» **Provided data**:
==============================
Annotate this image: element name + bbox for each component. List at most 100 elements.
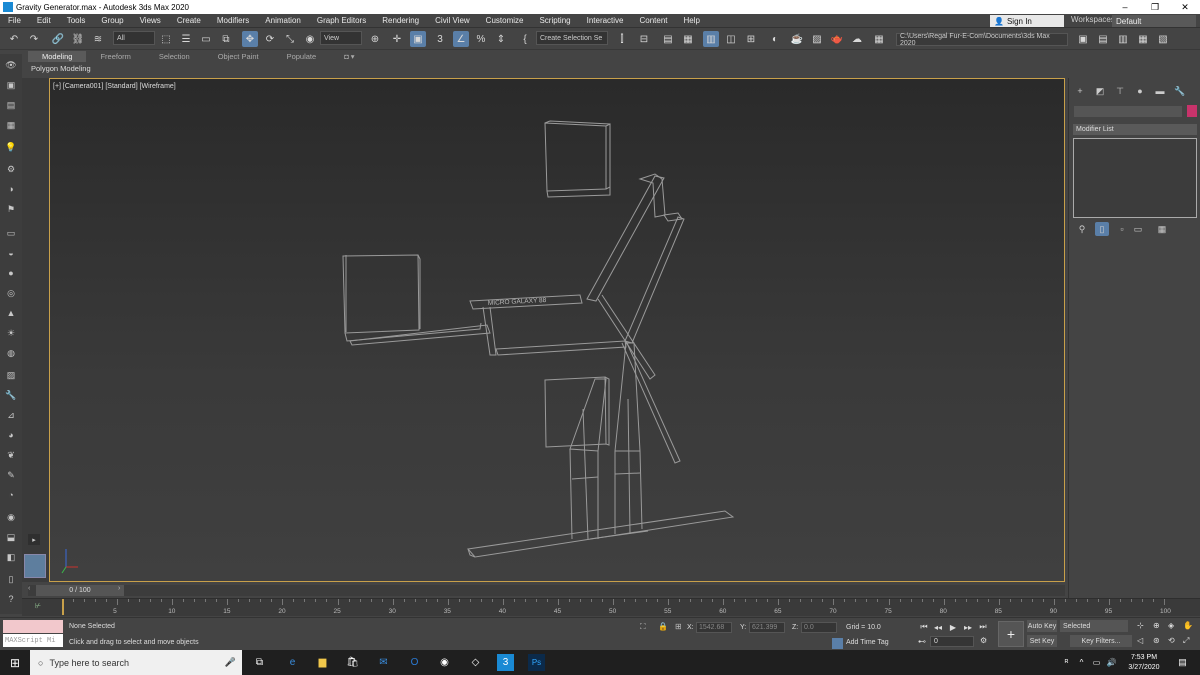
toolbar-extra-icon-3[interactable]: ▦	[1135, 31, 1151, 47]
rectangular-selection-icon[interactable]: ▭	[198, 31, 214, 47]
taskbar-clock[interactable]: 7:53 PM 3/27/2020	[1124, 653, 1164, 673]
window-crossing-icon[interactable]: ⧉	[218, 31, 234, 47]
schematic-view-icon[interactable]: ⊞	[743, 31, 759, 47]
hierarchy-tab-icon[interactable]: ⊤	[1113, 84, 1127, 98]
menu-rendering[interactable]: Rendering	[374, 16, 427, 25]
tab-selection[interactable]: Selection	[145, 51, 204, 62]
ribbon-polygon-modeling-label[interactable]: Polygon Modeling	[31, 64, 91, 73]
3dsmax-taskbar-icon[interactable]: 3	[497, 654, 514, 671]
light-icon[interactable]: 💡	[3, 140, 19, 154]
absolute-mode-icon[interactable]: ⊞	[675, 622, 682, 631]
selection-lock-icon[interactable]: 🔒	[658, 622, 668, 631]
set-keys-button[interactable]: +	[998, 621, 1024, 647]
field-of-view-icon[interactable]: ◈	[1168, 621, 1174, 630]
tab-freeform[interactable]: Freeform	[86, 51, 144, 62]
prev-frame-icon[interactable]: ◂◂	[932, 621, 944, 633]
tab-populate[interactable]: Populate	[273, 51, 331, 62]
menu-modifiers[interactable]: Modifiers	[209, 16, 257, 25]
add-time-tag-button[interactable]: Add Time Tag	[846, 639, 889, 646]
modifier-stack[interactable]	[1073, 138, 1197, 218]
show-end-result-icon[interactable]: ▯	[1095, 222, 1109, 236]
keyboard-shortcut-override-icon[interactable]: ▣	[410, 31, 426, 47]
named-selection-sets-dropdown[interactable]: Create Selection Se	[536, 31, 608, 45]
z-coordinate-field[interactable]: 0.0	[801, 622, 837, 633]
torus-icon[interactable]: ◎	[3, 286, 19, 300]
volume-icon[interactable]: 🔊	[1103, 654, 1120, 671]
select-and-scale-icon[interactable]: ⤡	[282, 31, 298, 47]
menu-animation[interactable]: Animation	[257, 16, 309, 25]
notifications-icon[interactable]: ▤	[1174, 654, 1191, 671]
tab-object-paint[interactable]: Object Paint	[204, 51, 273, 62]
undo-icon[interactable]: ↶	[6, 31, 22, 47]
project-path-field[interactable]: C:\Users\Regal Fur-E-Com\Documents\3ds M…	[896, 33, 1068, 47]
ribbon-options-icon[interactable]: ◘ ▾	[330, 51, 368, 62]
chrome-icon[interactable]: ◉	[436, 654, 453, 671]
measure-icon[interactable]: ⊿	[3, 408, 19, 422]
goto-start-icon[interactable]: ⏮	[918, 621, 930, 633]
pin-stack-icon[interactable]: ⚲	[1075, 222, 1089, 236]
snaps-toggle-icon[interactable]: 3	[432, 31, 448, 47]
zoom-extents-icon[interactable]: ⊹	[1137, 621, 1144, 630]
box-icon[interactable]: ▭	[3, 226, 19, 240]
edge-browser-icon[interactable]: e	[284, 654, 301, 671]
angle-snap-icon[interactable]: ∠	[453, 31, 469, 47]
time-configuration-icon[interactable]: ⚙	[980, 636, 987, 645]
time-prev-arrow-icon[interactable]: ‹	[28, 585, 36, 596]
wrench-icon[interactable]: 🔧	[3, 388, 19, 402]
3dsmax-launcher-icon[interactable]: ◇	[467, 654, 484, 671]
outlook-icon[interactable]: O	[406, 654, 423, 671]
toolbar-extra-icon-2[interactable]: ▥	[1115, 31, 1131, 47]
key-filters-button[interactable]: Key Filters...	[1070, 635, 1132, 647]
orbit-icon[interactable]: ◁	[1137, 636, 1143, 645]
time-slider-handle[interactable]: 0 / 100	[36, 585, 124, 596]
configure-modifier-sets-icon[interactable]: ▦	[1155, 222, 1169, 236]
viewport-layout-thumbnail[interactable]	[24, 554, 46, 578]
reference-coordinate-dropdown[interactable]: View	[320, 31, 362, 45]
layer-icon[interactable]: ▤	[3, 98, 19, 112]
walkthrough-icon[interactable]: ⊛	[1153, 636, 1160, 645]
workspaces-dropdown[interactable]: Default	[1112, 15, 1196, 27]
track-bar[interactable]: ⊬ 5 10 15 20 25 30 35 40 45 50 55 60 65 70 75 80 85 90 95 1…	[22, 598, 1200, 616]
menu-content[interactable]: Content	[632, 16, 676, 25]
align-icon[interactable]: ⊟	[636, 31, 652, 47]
camera-viewport[interactable]: [+] [Camera001] [Standard] [Wireframe] M…	[49, 78, 1065, 582]
toolbar-extra-icon-4[interactable]: ▧	[1155, 31, 1171, 47]
arc-rotate-icon[interactable]: ⟲	[1168, 636, 1175, 645]
mail-icon[interactable]: ✉	[375, 654, 392, 671]
menu-views[interactable]: Views	[132, 16, 169, 25]
sphere-icon[interactable]: ●	[3, 266, 19, 280]
sun-icon[interactable]: ☀	[3, 326, 19, 340]
modifier-list-dropdown[interactable]: Modifier List	[1073, 124, 1197, 135]
color-icon[interactable]: ◧	[3, 550, 19, 564]
teapot-icon[interactable]: ◍	[3, 346, 19, 360]
time-next-arrow-icon[interactable]: ›	[118, 585, 126, 596]
microphone-icon[interactable]: 🎤	[225, 657, 236, 668]
task-view-icon[interactable]: ⧉	[251, 654, 268, 671]
menu-group[interactable]: Group	[93, 16, 131, 25]
create-eye-icon[interactable]: 👁	[3, 58, 19, 72]
select-and-move-icon[interactable]: ✥	[242, 31, 258, 47]
helper-icon[interactable]: ⚙	[3, 162, 19, 176]
set-key-button[interactable]: Set Key	[1027, 635, 1057, 647]
render-setup-icon[interactable]: ☕	[789, 31, 805, 47]
create-tab-icon[interactable]: +	[1073, 84, 1087, 98]
maxscript-mini-listener[interactable]: MAXScript Mi	[3, 634, 63, 647]
curve-editor-icon[interactable]: ◫	[723, 31, 739, 47]
display-tab-icon[interactable]: ▬	[1153, 84, 1167, 98]
taskbar-search-box[interactable]: ○ Type here to search 🎤	[30, 650, 242, 675]
spacewarp-icon[interactable]: ◑	[3, 182, 19, 196]
time-tag-icon[interactable]	[832, 638, 843, 649]
play-icon[interactable]: ▶	[947, 621, 959, 633]
render-in-cloud-icon[interactable]: ☁	[849, 31, 865, 47]
pivot-center-icon[interactable]: ⊕	[367, 31, 383, 47]
bone-icon[interactable]: ✎	[3, 468, 19, 482]
x-coordinate-field[interactable]: 1542.68	[696, 622, 732, 633]
spinner-snap-icon[interactable]: ⇕	[493, 31, 509, 47]
select-object-icon[interactable]: ⬚	[158, 31, 174, 47]
layer-explorer-icon[interactable]: ▦	[680, 31, 696, 47]
motion-tab-icon[interactable]: ●	[1133, 84, 1147, 98]
systems-icon[interactable]: ⚑	[3, 202, 19, 216]
select-and-rotate-icon[interactable]: ⟳	[262, 31, 278, 47]
hair-icon[interactable]: ◔	[3, 488, 19, 502]
menu-civil-view[interactable]: Civil View	[427, 16, 478, 25]
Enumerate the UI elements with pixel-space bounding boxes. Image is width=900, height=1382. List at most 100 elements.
==============================
» **Requirements**: Copy out every item above verbatim, omitting the pictures.

» **Response for this exercise**:
Annotate this image: element name + bbox for each component. List at most 100 elements.
toolbar-extra-icon-3[interactable]: ▦	[1135, 31, 1151, 47]
rectangular-selection-icon[interactable]: ▭	[198, 31, 214, 47]
taskbar-clock[interactable]: 7:53 PM 3/27/2020	[1124, 653, 1164, 673]
window-crossing-icon[interactable]: ⧉	[218, 31, 234, 47]
schematic-view-icon[interactable]: ⊞	[743, 31, 759, 47]
hierarchy-tab-icon[interactable]: ⊤	[1113, 84, 1127, 98]
menu-rendering[interactable]: Rendering	[374, 16, 427, 25]
tab-selection[interactable]: Selection	[145, 51, 204, 62]
ribbon-polygon-modeling-label[interactable]: Polygon Modeling	[31, 64, 91, 73]
3dsmax-taskbar-icon[interactable]: 3	[497, 654, 514, 671]
light-icon[interactable]: 💡	[3, 140, 19, 154]
absolute-mode-icon[interactable]: ⊞	[675, 622, 682, 631]
selection-lock-icon[interactable]: 🔒	[658, 622, 668, 631]
set-keys-button[interactable]: +	[998, 621, 1024, 647]
field-of-view-icon[interactable]: ◈	[1168, 621, 1174, 630]
tab-freeform[interactable]: Freeform	[86, 51, 144, 62]
prev-frame-icon[interactable]: ◂◂	[932, 621, 944, 633]
tab-populate[interactable]: Populate	[273, 51, 331, 62]
menu-modifiers[interactable]: Modifiers	[209, 16, 257, 25]
add-time-tag-button[interactable]: Add Time Tag	[846, 639, 889, 646]
modifier-stack[interactable]	[1073, 138, 1197, 218]
show-end-result-icon[interactable]: ▯	[1095, 222, 1109, 236]
keyboard-shortcut-override-icon[interactable]: ▣	[410, 31, 426, 47]
named-selection-sets-dropdown[interactable]: Create Selection Se	[536, 31, 608, 45]
z-coordinate-field[interactable]: 0.0	[801, 622, 837, 633]
torus-icon[interactable]: ◎	[3, 286, 19, 300]
volume-icon[interactable]: 🔊	[1103, 654, 1120, 671]
select-and-scale-icon[interactable]: ⤡	[282, 31, 298, 47]
menu-animation[interactable]: Animation	[257, 16, 309, 25]
notifications-icon[interactable]: ▤	[1174, 654, 1191, 671]
tab-object-paint[interactable]: Object Paint	[204, 51, 273, 62]
undo-icon[interactable]: ↶	[6, 31, 22, 47]
project-path-field[interactable]: C:\Users\Regal Fur-E-Com\Documents\3ds M…	[896, 33, 1068, 47]
ribbon-options-icon[interactable]: ◘ ▾	[330, 51, 368, 62]
chrome-icon[interactable]: ◉	[436, 654, 453, 671]
measure-icon[interactable]: ⊿	[3, 408, 19, 422]
goto-start-icon[interactable]: ⏮	[918, 621, 930, 633]
pin-stack-icon[interactable]: ⚲	[1075, 222, 1089, 236]
snaps-toggle-icon[interactable]: 3	[432, 31, 448, 47]
zoom-extents-icon[interactable]: ⊹	[1137, 621, 1144, 630]
box-icon[interactable]: ▭	[3, 226, 19, 240]
edge-browser-icon[interactable]: e	[284, 654, 301, 671]
angle-snap-icon[interactable]: ∠	[453, 31, 469, 47]
time-configuration-icon[interactable]: ⚙	[980, 636, 987, 645]
time-prev-arrow-icon[interactable]: ‹	[28, 585, 36, 596]
wrench-icon[interactable]: 🔧	[3, 388, 19, 402]
3dsmax-launcher-icon[interactable]: ◇	[467, 654, 484, 671]
outlook-icon[interactable]: O	[406, 654, 423, 671]
toolbar-extra-icon-2[interactable]: ▥	[1115, 31, 1131, 47]
key-filters-button[interactable]: Key Filters...	[1070, 635, 1132, 647]
orbit-icon[interactable]: ◁	[1137, 636, 1143, 645]
time-slider-handle[interactable]: 0 / 100	[36, 585, 124, 596]
configure-modifier-sets-icon[interactable]: ▦	[1155, 222, 1169, 236]
viewport-layout-thumbnail[interactable]	[24, 554, 46, 578]
reference-coordinate-dropdown[interactable]: View	[320, 31, 362, 45]
layer-icon[interactable]: ▤	[3, 98, 19, 112]
walkthrough-icon[interactable]: ⊛	[1153, 636, 1160, 645]
workspaces-dropdown[interactable]: Default	[1112, 15, 1196, 27]
track-bar[interactable]: ⊬ 5 10 15 20 25 30 35 40 45 50 55 60 65 70 75 80 85 90 95 1…	[22, 598, 1200, 616]
menu-content[interactable]: Content	[632, 16, 676, 25]
align-icon[interactable]: ⊟	[636, 31, 652, 47]
camera-viewport[interactable]: [+] [Camera001] [Standard] [Wireframe] M…	[49, 78, 1065, 582]
toolbar-extra-icon-4[interactable]: ▧	[1155, 31, 1171, 47]
arc-rotate-icon[interactable]: ⟲	[1168, 636, 1175, 645]
mail-icon[interactable]: ✉	[375, 654, 392, 671]
menu-views[interactable]: Views	[132, 16, 169, 25]
sphere-icon[interactable]: ●	[3, 266, 19, 280]
sun-icon[interactable]: ☀	[3, 326, 19, 340]
modifier-list-dropdown[interactable]: Modifier List	[1073, 124, 1197, 135]
color-icon[interactable]: ◧	[3, 550, 19, 564]
teapot-icon[interactable]: ◍	[3, 346, 19, 360]
time-next-arrow-icon[interactable]: ›	[118, 585, 126, 596]
microphone-icon[interactable]: 🎤	[225, 657, 236, 668]
task-view-icon[interactable]: ⧉	[251, 654, 268, 671]
menu-group[interactable]: Group	[93, 16, 131, 25]
create-eye-icon[interactable]: 👁	[3, 58, 19, 72]
select-and-move-icon[interactable]: ✥	[242, 31, 258, 47]
helper-icon[interactable]: ⚙	[3, 162, 19, 176]
set-key-button[interactable]: Set Key	[1027, 635, 1057, 647]
render-setup-icon[interactable]: ☕	[789, 31, 805, 47]
create-tab-icon[interactable]: +	[1073, 84, 1087, 98]
maxscript-mini-listener[interactable]: MAXScript Mi	[3, 634, 63, 647]
curve-editor-icon[interactable]: ◫	[723, 31, 739, 47]
display-tab-icon[interactable]: ▬	[1153, 84, 1167, 98]
taskbar-search-box[interactable]: ○ Type here to search 🎤	[30, 650, 242, 675]
spacewarp-icon[interactable]: ◑	[3, 182, 19, 196]
time-tag-icon[interactable]	[832, 638, 843, 649]
play-icon[interactable]: ▶	[947, 621, 959, 633]
render-in-cloud-icon[interactable]: ☁	[849, 31, 865, 47]
pivot-center-icon[interactable]: ⊕	[367, 31, 383, 47]
bone-icon[interactable]: ✎	[3, 468, 19, 482]
x-coordinate-field[interactable]: 1542.68	[696, 622, 732, 633]
spinner-snap-icon[interactable]: ⇕	[493, 31, 509, 47]
select-object-icon[interactable]: ⬚	[158, 31, 174, 47]
layer-explorer-icon[interactable]: ▦	[680, 31, 696, 47]
motion-tab-icon[interactable]: ●	[1133, 84, 1147, 98]
systems-icon[interactable]: ⚑	[3, 202, 19, 216]
select-and-rotate-icon[interactable]: ⟳	[262, 31, 278, 47]
hair-icon[interactable]: ◔	[3, 488, 19, 502]
menu-civil-view[interactable]: Civil View	[427, 16, 478, 25]
Enumerate the UI elements with pixel-space bounding boxes. Image is width=900, height=1382. List at most 100 elements.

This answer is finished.